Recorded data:
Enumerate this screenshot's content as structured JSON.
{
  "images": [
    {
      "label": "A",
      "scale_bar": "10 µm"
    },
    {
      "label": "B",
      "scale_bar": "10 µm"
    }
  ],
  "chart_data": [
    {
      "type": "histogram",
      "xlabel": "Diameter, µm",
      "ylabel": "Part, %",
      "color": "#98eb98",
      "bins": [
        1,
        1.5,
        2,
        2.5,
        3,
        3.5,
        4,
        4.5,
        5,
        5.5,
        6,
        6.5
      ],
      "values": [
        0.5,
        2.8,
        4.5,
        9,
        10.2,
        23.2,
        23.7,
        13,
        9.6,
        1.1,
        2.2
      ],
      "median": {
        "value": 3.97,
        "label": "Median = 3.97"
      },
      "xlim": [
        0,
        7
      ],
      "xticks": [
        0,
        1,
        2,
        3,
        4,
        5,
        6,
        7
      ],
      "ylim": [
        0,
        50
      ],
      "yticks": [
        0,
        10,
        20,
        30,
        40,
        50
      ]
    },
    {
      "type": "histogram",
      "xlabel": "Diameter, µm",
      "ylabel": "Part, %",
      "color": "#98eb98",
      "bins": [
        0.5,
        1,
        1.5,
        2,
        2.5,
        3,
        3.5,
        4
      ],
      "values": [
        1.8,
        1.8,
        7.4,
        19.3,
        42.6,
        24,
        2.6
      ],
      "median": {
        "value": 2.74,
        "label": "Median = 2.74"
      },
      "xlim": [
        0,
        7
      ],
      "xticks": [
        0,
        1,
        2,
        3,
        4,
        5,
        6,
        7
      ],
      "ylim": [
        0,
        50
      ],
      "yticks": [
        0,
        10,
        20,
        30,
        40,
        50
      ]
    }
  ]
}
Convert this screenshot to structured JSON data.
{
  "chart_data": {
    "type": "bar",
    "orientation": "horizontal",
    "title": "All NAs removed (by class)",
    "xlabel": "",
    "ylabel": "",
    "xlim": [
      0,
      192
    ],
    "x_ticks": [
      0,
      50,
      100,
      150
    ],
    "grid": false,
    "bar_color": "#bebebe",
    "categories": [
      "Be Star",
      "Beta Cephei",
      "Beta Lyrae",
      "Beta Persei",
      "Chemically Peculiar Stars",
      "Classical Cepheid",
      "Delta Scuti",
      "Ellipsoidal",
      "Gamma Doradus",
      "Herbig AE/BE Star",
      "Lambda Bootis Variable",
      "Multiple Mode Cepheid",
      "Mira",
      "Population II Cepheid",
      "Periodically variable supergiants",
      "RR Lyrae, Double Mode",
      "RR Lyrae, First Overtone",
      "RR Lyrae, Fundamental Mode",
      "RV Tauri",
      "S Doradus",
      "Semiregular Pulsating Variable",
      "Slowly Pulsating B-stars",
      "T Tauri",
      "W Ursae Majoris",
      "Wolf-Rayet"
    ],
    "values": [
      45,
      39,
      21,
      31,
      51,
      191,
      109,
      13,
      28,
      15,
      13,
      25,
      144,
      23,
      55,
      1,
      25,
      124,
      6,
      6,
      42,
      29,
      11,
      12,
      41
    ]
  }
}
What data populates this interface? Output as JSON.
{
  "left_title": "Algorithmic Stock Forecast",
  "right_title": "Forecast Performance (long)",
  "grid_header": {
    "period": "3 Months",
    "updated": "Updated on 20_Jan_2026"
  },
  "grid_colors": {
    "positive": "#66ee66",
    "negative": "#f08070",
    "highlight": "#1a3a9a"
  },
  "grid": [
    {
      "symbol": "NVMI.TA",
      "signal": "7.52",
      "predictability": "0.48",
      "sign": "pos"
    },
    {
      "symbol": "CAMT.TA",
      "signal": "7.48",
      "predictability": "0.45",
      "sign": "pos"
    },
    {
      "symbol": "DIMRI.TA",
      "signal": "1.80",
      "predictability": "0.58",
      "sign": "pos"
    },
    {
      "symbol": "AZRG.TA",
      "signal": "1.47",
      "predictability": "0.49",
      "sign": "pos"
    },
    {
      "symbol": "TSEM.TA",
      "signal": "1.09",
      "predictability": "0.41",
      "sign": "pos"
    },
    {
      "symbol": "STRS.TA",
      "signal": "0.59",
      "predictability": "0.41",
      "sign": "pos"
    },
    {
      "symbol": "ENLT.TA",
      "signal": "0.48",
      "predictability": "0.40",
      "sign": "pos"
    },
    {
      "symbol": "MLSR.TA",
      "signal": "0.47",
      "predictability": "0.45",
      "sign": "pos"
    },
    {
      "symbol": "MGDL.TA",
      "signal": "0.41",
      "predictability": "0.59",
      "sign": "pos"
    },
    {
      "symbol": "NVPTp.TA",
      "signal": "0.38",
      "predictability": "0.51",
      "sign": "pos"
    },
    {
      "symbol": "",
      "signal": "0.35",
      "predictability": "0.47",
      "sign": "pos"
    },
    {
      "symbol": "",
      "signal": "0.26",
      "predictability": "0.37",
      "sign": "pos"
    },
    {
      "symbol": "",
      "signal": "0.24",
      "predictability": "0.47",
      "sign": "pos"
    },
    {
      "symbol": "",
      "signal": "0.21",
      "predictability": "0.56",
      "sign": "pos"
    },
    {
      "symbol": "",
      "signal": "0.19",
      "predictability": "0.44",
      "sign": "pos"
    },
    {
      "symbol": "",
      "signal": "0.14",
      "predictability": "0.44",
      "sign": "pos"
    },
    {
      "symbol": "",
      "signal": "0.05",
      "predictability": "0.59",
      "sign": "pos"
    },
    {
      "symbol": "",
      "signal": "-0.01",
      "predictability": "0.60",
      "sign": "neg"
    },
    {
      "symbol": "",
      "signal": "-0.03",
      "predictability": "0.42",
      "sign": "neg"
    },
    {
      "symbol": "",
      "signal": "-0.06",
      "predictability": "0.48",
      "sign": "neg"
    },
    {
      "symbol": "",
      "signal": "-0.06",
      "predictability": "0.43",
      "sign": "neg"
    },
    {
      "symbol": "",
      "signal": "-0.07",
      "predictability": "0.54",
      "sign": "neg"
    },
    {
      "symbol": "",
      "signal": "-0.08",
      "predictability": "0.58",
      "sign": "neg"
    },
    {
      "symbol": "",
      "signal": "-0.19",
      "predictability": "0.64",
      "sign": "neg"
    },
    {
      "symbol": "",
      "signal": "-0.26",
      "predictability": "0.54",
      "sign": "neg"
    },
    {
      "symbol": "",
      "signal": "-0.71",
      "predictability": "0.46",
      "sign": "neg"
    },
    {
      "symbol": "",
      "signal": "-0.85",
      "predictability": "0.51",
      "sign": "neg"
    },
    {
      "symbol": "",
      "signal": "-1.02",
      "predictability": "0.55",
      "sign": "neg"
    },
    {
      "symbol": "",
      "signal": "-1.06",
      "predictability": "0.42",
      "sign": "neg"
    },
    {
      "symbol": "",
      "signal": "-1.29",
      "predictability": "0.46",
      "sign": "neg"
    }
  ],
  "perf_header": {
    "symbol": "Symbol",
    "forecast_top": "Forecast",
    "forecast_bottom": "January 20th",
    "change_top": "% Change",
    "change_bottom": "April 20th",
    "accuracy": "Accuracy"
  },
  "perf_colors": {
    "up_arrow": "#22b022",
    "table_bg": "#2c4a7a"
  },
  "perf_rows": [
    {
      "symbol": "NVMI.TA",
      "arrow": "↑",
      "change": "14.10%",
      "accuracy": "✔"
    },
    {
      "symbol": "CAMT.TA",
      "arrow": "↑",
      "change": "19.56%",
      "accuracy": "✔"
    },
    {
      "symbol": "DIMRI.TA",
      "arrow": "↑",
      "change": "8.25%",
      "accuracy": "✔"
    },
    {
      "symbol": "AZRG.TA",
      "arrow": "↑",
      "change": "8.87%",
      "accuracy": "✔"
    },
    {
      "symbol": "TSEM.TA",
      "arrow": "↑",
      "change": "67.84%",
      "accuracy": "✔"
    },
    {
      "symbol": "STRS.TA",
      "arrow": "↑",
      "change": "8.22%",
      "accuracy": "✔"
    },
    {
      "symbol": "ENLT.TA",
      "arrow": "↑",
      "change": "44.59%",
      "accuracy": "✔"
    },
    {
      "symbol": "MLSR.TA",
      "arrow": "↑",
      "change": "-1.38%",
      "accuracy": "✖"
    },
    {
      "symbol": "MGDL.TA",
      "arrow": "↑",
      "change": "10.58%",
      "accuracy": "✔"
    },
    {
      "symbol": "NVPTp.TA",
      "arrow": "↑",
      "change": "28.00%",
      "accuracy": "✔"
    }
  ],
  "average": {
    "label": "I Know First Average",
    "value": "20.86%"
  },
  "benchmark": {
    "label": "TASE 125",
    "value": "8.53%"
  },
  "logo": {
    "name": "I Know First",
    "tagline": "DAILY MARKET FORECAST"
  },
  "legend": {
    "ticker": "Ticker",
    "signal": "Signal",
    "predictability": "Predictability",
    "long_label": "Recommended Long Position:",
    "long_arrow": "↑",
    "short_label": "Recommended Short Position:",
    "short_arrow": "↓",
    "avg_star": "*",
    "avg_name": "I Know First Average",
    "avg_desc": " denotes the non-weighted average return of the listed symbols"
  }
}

**Exercise brief**
Using the listing above, pick out each line that contains the word "Pulsating", then copy it.

**The response**
      "Semiregular Pulsating Variable",
      "Slowly Pulsating B-stars",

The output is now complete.